Задания:
**1)** Выпишите из отрывка дословно фрагмент, начиная со слов «Стрепетова страшно убивалась» и заканчивая словами «ее ко всем.» включительно.
**2)** Ответьте по отрывку на вопросы:
(a) На какую сумму жену заставили подписать чек за мужа?
(b) Что, по словам Турчанинова, назначит Сиротский Суд?
(c) В котором часу муж Стрепетовой велел подать себе чаю?

Цитируемый отрывок:
******

Ал. Петр. рассказывал о Кабанихе. Смерть сына. Его вдова с мальчиком заставила умирающего перевести имение его на мать, жене подсунули бумагу, что она отказывается от всяких претензий. «Все, что сделает нотариус и что написано на такой бумаге, перед этим всем должно преклоняться», сказала она. — «Но», — ответил А. П. — «Сибирь с последнее время заселяется нотариусами». Вдова 40 т. р. согласилась дать; А. П. был у Турчанинова, который сказал, что Сиротский Суд назначит опеку. Жену она заставила подписать чек за мужа (5000 р.), а деньги сама получила и тем думала держать ее в своих руках, как преступницу. Взяла у нее бриллианты. Вдова — запуганное существо. «Бог не допустит», — говорит. — Если-бы бог не допускал, то Сибири бы не было!

* * *

Стрепетова страшно убивалась во время похорон мужа. Ссора была из-за того, кто его переводили на службу в Москву, а она не хотела ехать. В 8 ч. он велел подать себе чаю, и когда прислуга пришла, он был уже мертв. Говорят, он страстно любил ее и ревновал ее ко всем.

5 февраля.

О Стрепетовой. Спор с мужем насчет того, что на ее деньги он купил имение. Говорила ему: «я всякого мужа предпочту театру».

8 февраля.

******

Записи из собрания данных:
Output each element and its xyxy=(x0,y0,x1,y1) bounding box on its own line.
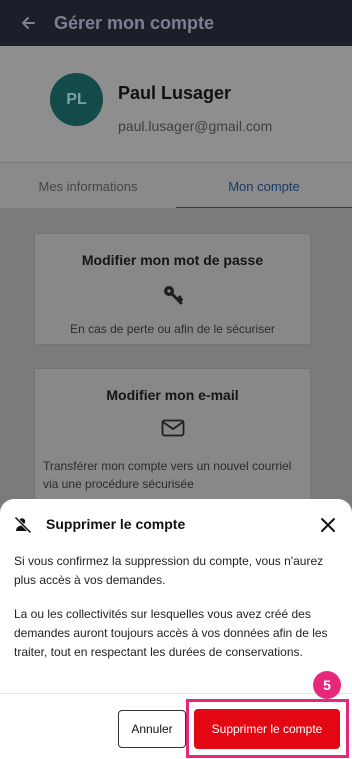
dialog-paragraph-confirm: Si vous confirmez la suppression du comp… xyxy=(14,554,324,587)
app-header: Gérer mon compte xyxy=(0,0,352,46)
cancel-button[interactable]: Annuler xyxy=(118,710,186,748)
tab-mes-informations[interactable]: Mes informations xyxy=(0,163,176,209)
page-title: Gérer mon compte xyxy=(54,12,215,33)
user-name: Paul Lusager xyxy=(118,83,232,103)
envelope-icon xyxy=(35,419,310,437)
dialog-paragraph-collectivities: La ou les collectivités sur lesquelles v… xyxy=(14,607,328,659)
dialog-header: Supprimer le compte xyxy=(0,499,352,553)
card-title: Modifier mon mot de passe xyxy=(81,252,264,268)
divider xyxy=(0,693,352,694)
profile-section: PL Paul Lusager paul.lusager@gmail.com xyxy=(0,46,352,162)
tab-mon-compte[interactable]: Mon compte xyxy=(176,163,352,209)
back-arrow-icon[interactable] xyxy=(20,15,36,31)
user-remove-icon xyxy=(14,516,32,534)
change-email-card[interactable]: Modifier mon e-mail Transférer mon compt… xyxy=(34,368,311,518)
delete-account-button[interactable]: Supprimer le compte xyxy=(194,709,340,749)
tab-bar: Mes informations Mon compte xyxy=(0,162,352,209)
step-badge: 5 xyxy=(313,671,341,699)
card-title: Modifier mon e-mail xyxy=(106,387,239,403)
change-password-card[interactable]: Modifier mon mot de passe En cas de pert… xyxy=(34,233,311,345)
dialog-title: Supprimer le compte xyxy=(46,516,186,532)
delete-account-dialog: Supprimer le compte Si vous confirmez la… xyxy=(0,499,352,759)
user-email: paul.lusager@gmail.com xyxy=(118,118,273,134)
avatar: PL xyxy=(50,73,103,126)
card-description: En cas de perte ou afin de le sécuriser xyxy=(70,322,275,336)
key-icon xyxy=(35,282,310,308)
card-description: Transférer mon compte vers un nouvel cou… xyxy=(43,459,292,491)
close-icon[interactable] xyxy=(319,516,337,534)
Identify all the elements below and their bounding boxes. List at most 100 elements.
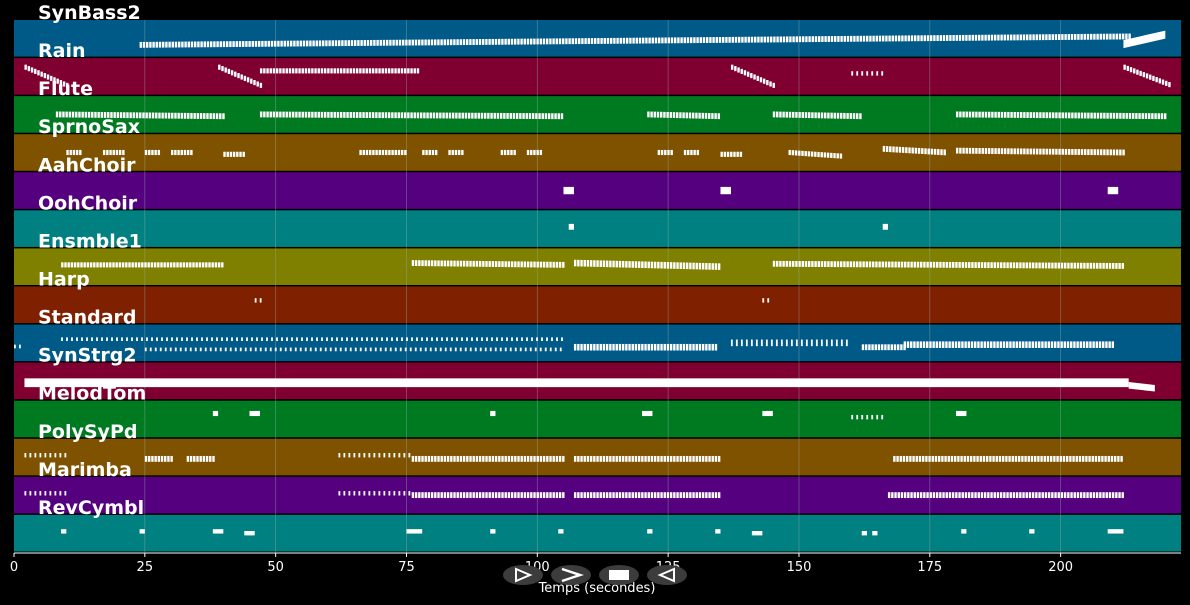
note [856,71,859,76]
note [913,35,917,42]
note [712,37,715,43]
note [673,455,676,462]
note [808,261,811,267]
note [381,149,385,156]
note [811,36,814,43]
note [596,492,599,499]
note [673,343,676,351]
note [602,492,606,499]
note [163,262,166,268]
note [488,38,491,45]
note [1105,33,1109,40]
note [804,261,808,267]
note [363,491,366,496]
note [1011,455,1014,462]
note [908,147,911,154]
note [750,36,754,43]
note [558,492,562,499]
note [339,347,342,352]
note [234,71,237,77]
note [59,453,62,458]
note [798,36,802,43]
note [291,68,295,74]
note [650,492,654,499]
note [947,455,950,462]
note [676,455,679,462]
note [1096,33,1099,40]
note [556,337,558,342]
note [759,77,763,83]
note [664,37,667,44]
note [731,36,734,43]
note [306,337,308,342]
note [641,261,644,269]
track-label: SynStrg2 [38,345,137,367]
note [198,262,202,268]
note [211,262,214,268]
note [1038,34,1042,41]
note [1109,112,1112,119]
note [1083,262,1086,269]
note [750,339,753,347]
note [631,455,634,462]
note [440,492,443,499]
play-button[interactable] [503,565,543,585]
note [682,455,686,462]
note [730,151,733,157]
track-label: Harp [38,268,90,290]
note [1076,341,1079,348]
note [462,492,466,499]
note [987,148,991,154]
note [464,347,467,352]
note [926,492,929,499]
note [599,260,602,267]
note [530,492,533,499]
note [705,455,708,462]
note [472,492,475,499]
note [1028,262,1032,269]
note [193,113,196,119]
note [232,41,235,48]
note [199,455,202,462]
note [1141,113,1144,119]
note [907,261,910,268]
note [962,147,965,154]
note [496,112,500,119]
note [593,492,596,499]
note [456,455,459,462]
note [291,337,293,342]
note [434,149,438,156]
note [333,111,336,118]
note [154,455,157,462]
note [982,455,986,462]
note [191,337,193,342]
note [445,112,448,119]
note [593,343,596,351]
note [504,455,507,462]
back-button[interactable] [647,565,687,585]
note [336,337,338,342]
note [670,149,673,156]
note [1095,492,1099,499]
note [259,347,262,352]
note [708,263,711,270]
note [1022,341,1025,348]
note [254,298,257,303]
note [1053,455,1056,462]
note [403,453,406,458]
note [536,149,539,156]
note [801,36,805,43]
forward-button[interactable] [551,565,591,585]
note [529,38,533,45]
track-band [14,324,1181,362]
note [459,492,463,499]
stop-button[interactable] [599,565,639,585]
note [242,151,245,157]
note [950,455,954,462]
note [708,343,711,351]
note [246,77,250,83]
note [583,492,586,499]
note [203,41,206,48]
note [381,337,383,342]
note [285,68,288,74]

******

Ответы:
**1)**
Стрепетова страшно убивалась во время похорон мужа. Ссора была из-за того, кто его переводили на службу в Москву, а она не хотела ехать. В 8 ч. он велел подать себе чаю, и когда прислуга пришла, он был уже мертв. Говорят, он страстно любил ее и ревновал ее ко всем.

**2)**
(a) Чек был подписан на 5000 рублей.
(b) Сиротский Суд назначит опеку.
(c) Он велел подать себе чаю в 8 часов.